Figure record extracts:
** start **

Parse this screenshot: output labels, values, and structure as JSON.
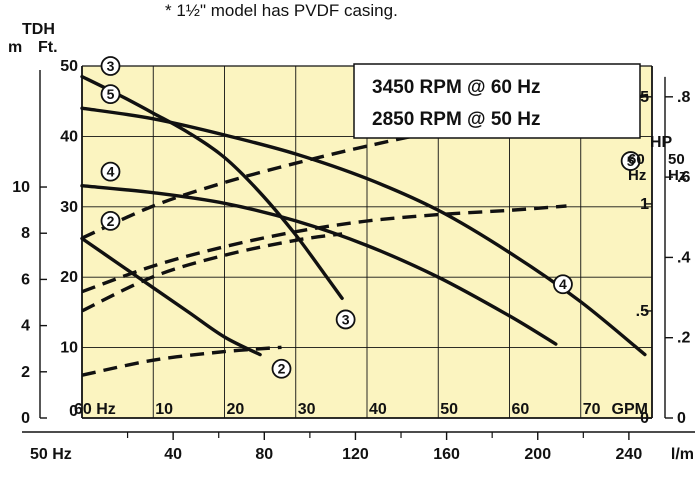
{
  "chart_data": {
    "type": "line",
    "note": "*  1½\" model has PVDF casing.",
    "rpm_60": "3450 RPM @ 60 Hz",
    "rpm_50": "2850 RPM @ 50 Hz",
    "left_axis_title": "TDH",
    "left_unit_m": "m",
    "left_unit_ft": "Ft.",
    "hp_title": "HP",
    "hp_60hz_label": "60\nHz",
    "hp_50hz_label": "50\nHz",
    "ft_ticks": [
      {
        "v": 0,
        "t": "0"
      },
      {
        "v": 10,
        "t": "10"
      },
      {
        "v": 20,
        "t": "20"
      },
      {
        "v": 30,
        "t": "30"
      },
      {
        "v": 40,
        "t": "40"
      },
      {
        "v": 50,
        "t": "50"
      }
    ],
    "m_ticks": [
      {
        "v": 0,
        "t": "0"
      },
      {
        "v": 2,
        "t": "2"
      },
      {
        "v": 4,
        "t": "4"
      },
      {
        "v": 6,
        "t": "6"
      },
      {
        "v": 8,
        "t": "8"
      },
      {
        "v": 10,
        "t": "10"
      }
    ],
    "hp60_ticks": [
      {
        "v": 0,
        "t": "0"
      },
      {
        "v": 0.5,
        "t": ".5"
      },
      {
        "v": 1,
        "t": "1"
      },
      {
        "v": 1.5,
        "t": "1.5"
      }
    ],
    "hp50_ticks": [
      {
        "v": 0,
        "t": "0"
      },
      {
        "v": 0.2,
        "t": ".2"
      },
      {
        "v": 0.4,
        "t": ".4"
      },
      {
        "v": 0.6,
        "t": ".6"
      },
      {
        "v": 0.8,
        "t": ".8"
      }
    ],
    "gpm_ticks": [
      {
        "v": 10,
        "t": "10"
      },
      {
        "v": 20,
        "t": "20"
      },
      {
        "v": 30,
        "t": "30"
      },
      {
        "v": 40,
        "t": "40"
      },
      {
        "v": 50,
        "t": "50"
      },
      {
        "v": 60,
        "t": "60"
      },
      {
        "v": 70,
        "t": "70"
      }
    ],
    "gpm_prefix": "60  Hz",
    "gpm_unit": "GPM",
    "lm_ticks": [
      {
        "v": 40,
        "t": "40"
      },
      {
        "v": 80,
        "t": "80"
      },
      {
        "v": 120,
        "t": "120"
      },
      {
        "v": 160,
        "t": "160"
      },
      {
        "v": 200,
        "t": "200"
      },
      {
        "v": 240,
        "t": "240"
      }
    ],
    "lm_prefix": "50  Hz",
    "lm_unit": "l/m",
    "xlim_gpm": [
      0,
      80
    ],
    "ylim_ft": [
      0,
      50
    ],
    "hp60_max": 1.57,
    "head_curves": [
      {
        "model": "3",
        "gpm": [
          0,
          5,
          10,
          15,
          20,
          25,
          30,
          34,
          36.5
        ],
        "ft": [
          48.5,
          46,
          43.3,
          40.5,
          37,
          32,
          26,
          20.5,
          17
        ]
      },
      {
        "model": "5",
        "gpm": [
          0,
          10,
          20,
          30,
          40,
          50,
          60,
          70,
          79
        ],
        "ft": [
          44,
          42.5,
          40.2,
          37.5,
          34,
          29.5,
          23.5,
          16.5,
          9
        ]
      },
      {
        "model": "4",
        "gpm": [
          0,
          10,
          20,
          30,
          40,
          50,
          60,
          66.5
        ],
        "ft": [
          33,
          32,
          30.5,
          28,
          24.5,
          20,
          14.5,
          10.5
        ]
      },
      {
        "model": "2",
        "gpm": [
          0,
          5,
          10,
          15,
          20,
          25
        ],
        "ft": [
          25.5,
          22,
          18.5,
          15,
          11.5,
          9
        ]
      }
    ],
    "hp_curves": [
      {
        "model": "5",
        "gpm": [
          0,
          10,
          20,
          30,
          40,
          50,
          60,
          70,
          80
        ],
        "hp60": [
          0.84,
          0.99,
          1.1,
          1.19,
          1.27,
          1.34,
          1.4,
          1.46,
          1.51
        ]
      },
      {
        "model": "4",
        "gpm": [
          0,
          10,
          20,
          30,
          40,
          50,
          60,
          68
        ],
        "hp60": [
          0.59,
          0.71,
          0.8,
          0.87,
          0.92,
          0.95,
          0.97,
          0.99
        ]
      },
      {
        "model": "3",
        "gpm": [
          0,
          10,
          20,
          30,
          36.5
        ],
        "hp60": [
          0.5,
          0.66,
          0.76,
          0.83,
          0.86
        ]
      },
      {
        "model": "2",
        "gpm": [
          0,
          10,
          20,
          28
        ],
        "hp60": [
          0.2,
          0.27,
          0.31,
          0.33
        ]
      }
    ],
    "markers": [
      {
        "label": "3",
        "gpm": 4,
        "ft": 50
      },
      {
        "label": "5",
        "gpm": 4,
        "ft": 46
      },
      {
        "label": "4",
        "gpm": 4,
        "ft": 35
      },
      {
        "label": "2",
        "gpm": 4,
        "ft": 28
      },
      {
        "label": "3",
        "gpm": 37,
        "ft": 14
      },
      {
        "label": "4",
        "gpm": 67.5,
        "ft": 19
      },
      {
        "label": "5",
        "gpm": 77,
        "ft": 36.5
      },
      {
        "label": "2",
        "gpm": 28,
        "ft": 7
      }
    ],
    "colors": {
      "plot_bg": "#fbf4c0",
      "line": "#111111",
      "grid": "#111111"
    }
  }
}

** end **

Requirement
Quote every record above exactly, omitting any pictures they contain.

Exercise answer
Parse this screenshot: output labels, values, and structure as JSON.
{
  "chart_data": {
    "type": "line",
    "note": "*  1½\" model has PVDF casing.",
    "rpm_60": "3450 RPM @ 60 Hz",
    "rpm_50": "2850 RPM @ 50 Hz",
    "left_axis_title": "TDH",
    "left_unit_m": "m",
    "left_unit_ft": "Ft.",
    "hp_title": "HP",
    "hp_60hz_label": "60\nHz",
    "hp_50hz_label": "50\nHz",
    "ft_ticks": [
      {
        "v": 0,
        "t": "0"
      },
      {
        "v": 10,
        "t": "10"
      },
      {
        "v": 20,
        "t": "20"
      },
      {
        "v": 30,
        "t": "30"
      },
      {
        "v": 40,
        "t": "40"
      },
      {
        "v": 50,
        "t": "50"
      }
    ],
    "m_ticks": [
      {
        "v": 0,
        "t": "0"
      },
      {
        "v": 2,
        "t": "2"
      },
      {
        "v": 4,
        "t": "4"
      },
      {
        "v": 6,
        "t": "6"
      },
      {
        "v": 8,
        "t": "8"
      },
      {
        "v": 10,
        "t": "10"
      }
    ],
    "hp60_ticks": [
      {
        "v": 0,
        "t": "0"
      },
      {
        "v": 0.5,
        "t": ".5"
      },
      {
        "v": 1,
        "t": "1"
      },
      {
        "v": 1.5,
        "t": "1.5"
      }
    ],
    "hp50_ticks": [
      {
        "v": 0,
        "t": "0"
      },
      {
        "v": 0.2,
        "t": ".2"
      },
      {
        "v": 0.4,
        "t": ".4"
      },
      {
        "v": 0.6,
        "t": ".6"
      },
      {
        "v": 0.8,
        "t": ".8"
      }
    ],
    "gpm_ticks": [
      {
        "v": 10,
        "t": "10"
      },
      {
        "v": 20,
        "t": "20"
      },
      {
        "v": 30,
        "t": "30"
      },
      {
        "v": 40,
        "t": "40"
      },
      {
        "v": 50,
        "t": "50"
      },
      {
        "v": 60,
        "t": "60"
      },
      {
        "v": 70,
        "t": "70"
      }
    ],
    "gpm_prefix": "60  Hz",
    "gpm_unit": "GPM",
    "lm_ticks": [
      {
        "v": 40,
        "t": "40"
      },
      {
        "v": 80,
        "t": "80"
      },
      {
        "v": 120,
        "t": "120"
      },
      {
        "v": 160,
        "t": "160"
      },
      {
        "v": 200,
        "t": "200"
      },
      {
        "v": 240,
        "t": "240"
      }
    ],
    "lm_prefix": "50  Hz",
    "lm_unit": "l/m",
    "xlim_gpm": [
      0,
      80
    ],
    "ylim_ft": [
      0,
      50
    ],
    "hp60_max": 1.57,
    "head_curves": [
      {
        "model": "3",
        "gpm": [
          0,
          5,
          10,
          15,
          20,
          25,
          30,
          34,
          36.5
        ],
        "ft": [
          48.5,
          46,
          43.3,
          40.5,
          37,
          32,
          26,
          20.5,
          17
        ]
      },
      {
        "model": "5",
        "gpm": [
          0,
          10,
          20,
          30,
          40,
          50,
          60,
          70,
          79
        ],
        "ft": [
          44,
          42.5,
          40.2,
          37.5,
          34,
          29.5,
          23.5,
          16.5,
          9
        ]
      },
      {
        "model": "4",
        "gpm": [
          0,
          10,
          20,
          30,
          40,
          50,
          60,
          66.5
        ],
        "ft": [
          33,
          32,
          30.5,
          28,
          24.5,
          20,
          14.5,
          10.5
        ]
      },
      {
        "model": "2",
        "gpm": [
          0,
          5,
          10,
          15,
          20,
          25
        ],
        "ft": [
          25.5,
          22,
          18.5,
          15,
          11.5,
          9
        ]
      }
    ],
    "hp_curves": [
      {
        "model": "5",
        "gpm": [
          0,
          10,
          20,
          30,
          40,
          50,
          60,
          70,
          80
        ],
        "hp60": [
          0.84,
          0.99,
          1.1,
          1.19,
          1.27,
          1.34,
          1.4,
          1.46,
          1.51
        ]
      },
      {
        "model": "4",
        "gpm": [
          0,
          10,
          20,
          30,
          40,
          50,
          60,
          68
        ],
        "hp60": [
          0.59,
          0.71,
          0.8,
          0.87,
          0.92,
          0.95,
          0.97,
          0.99
        ]
      },
      {
        "model": "3",
        "gpm": [
          0,
          10,
          20,
          30,
          36.5
        ],
        "hp60": [
          0.5,
          0.66,
          0.76,
          0.83,
          0.86
        ]
      },
      {
        "model": "2",
        "gpm": [
          0,
          10,
          20,
          28
        ],
        "hp60": [
          0.2,
          0.27,
          0.31,
          0.33
        ]
      }
    ],
    "markers": [
      {
        "label": "3",
        "gpm": 4,
        "ft": 50
      },
      {
        "label": "5",
        "gpm": 4,
        "ft": 46
      },
      {
        "label": "4",
        "gpm": 4,
        "ft": 35
      },
      {
        "label": "2",
        "gpm": 4,
        "ft": 28
      },
      {
        "label": "3",
        "gpm": 37,
        "ft": 14
      },
      {
        "label": "4",
        "gpm": 67.5,
        "ft": 19
      },
      {
        "label": "5",
        "gpm": 77,
        "ft": 36.5
      },
      {
        "label": "2",
        "gpm": 28,
        "ft": 7
      }
    ],
    "colors": {
      "plot_bg": "#fbf4c0",
      "line": "#111111",
      "grid": "#111111"
    }
  }
}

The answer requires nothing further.